(Data excerpts)
------------------------------------------------------------------------

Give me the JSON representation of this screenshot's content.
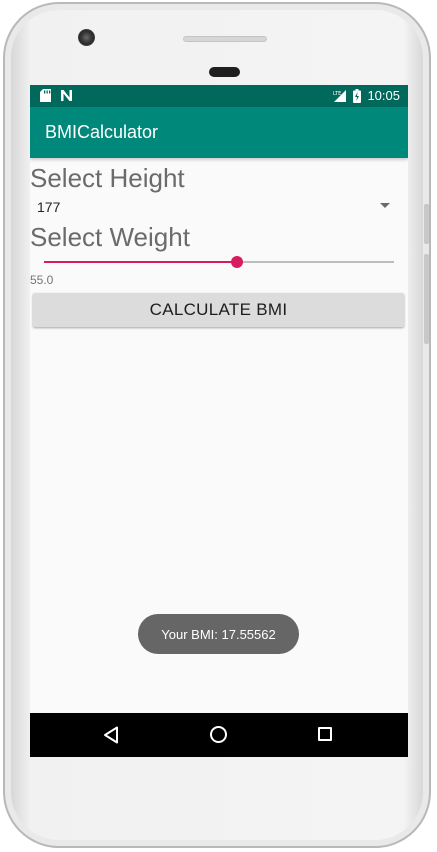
{
  "status_bar": {
    "time": "10:05",
    "icons": [
      "sd-card-icon",
      "n-notification-icon",
      "lte-signal-icon",
      "battery-charging-icon"
    ]
  },
  "app_bar": {
    "title": "BMICalculator"
  },
  "height": {
    "label": "Select Height",
    "selected_value": "177"
  },
  "weight": {
    "label": "Select Weight",
    "slider_fraction": 0.55,
    "value_text": "55.0"
  },
  "calculate_button": {
    "label": "CALCULATE BMI"
  },
  "toast": {
    "text": "Your BMI: 17.55562"
  },
  "nav_bar": {
    "icons": [
      "back-icon",
      "home-icon",
      "recent-apps-icon"
    ]
  },
  "colors": {
    "status_bar": "#00695c",
    "app_bar": "#00897b",
    "accent": "#d81b60",
    "background": "#fafafa",
    "toast": "#666666"
  }
}
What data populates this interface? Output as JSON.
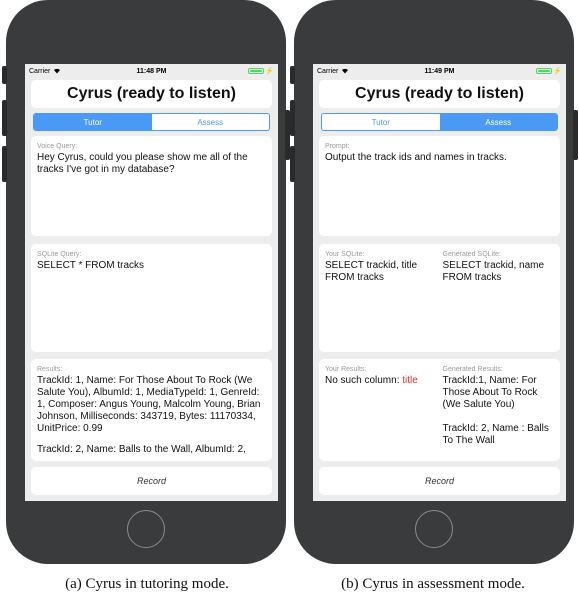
{
  "phones": {
    "a": {
      "status": {
        "carrier": "Carrier",
        "time": "11:48 PM"
      },
      "title": "Cyrus (ready to listen)",
      "tabs": [
        "Tutor",
        "Assess"
      ],
      "active_tab": "Tutor",
      "voice_query": {
        "label": "Voice Query:",
        "text": "Hey Cyrus, could you please show me all of the tracks I've got in my database?"
      },
      "sqlite_query": {
        "label": "SQLite Query:",
        "text": "SELECT * FROM tracks"
      },
      "results": {
        "label": "Results:",
        "text1": "TrackId: 1, Name: For Those About To Rock (We Salute You), AlbumId: 1, MediaTypeId: 1, GenreId: 1, Composer: Angus Young, Malcolm Young, Brian Johnson, Milliseconds: 343719, Bytes: 11170334, UnitPrice: 0.99",
        "text2": "TrackId: 2, Name: Balls to the Wall, AlbumId: 2,"
      },
      "record_label": "Record",
      "caption": "(a)  Cyrus in tutoring mode."
    },
    "b": {
      "status": {
        "carrier": "Carrier",
        "time": "11:49 PM"
      },
      "title": "Cyrus (ready to listen)",
      "tabs": [
        "Tutor",
        "Assess"
      ],
      "active_tab": "Assess",
      "prompt": {
        "label": "Prompt:",
        "text": "Output the track ids and names in tracks."
      },
      "your_sqlite": {
        "label": "Your SQLite:",
        "text": "SELECT trackid, title FROM tracks"
      },
      "generated_sqlite": {
        "label": "Generated SQLite:",
        "text": "SELECT trackid, name FROM tracks"
      },
      "your_results": {
        "label": "Your Results:",
        "text": "No such column: ",
        "error_word": "title"
      },
      "generated_results": {
        "label": "Generated Results:",
        "text1": "TrackId:1, Name: For Those About To Rock (We Salute You)",
        "text2": "TrackId: 2, Name : Balls To The Wall"
      },
      "record_label": "Record",
      "caption": "(b)  Cyrus in assessment mode."
    }
  },
  "colors": {
    "accent": "#4a9af5",
    "error": "#e0322a",
    "battery": "#4cd964"
  }
}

------------------------------------------------------------------------

State how many lines of the listing above hold the word "Balls", with nothing but the number.

2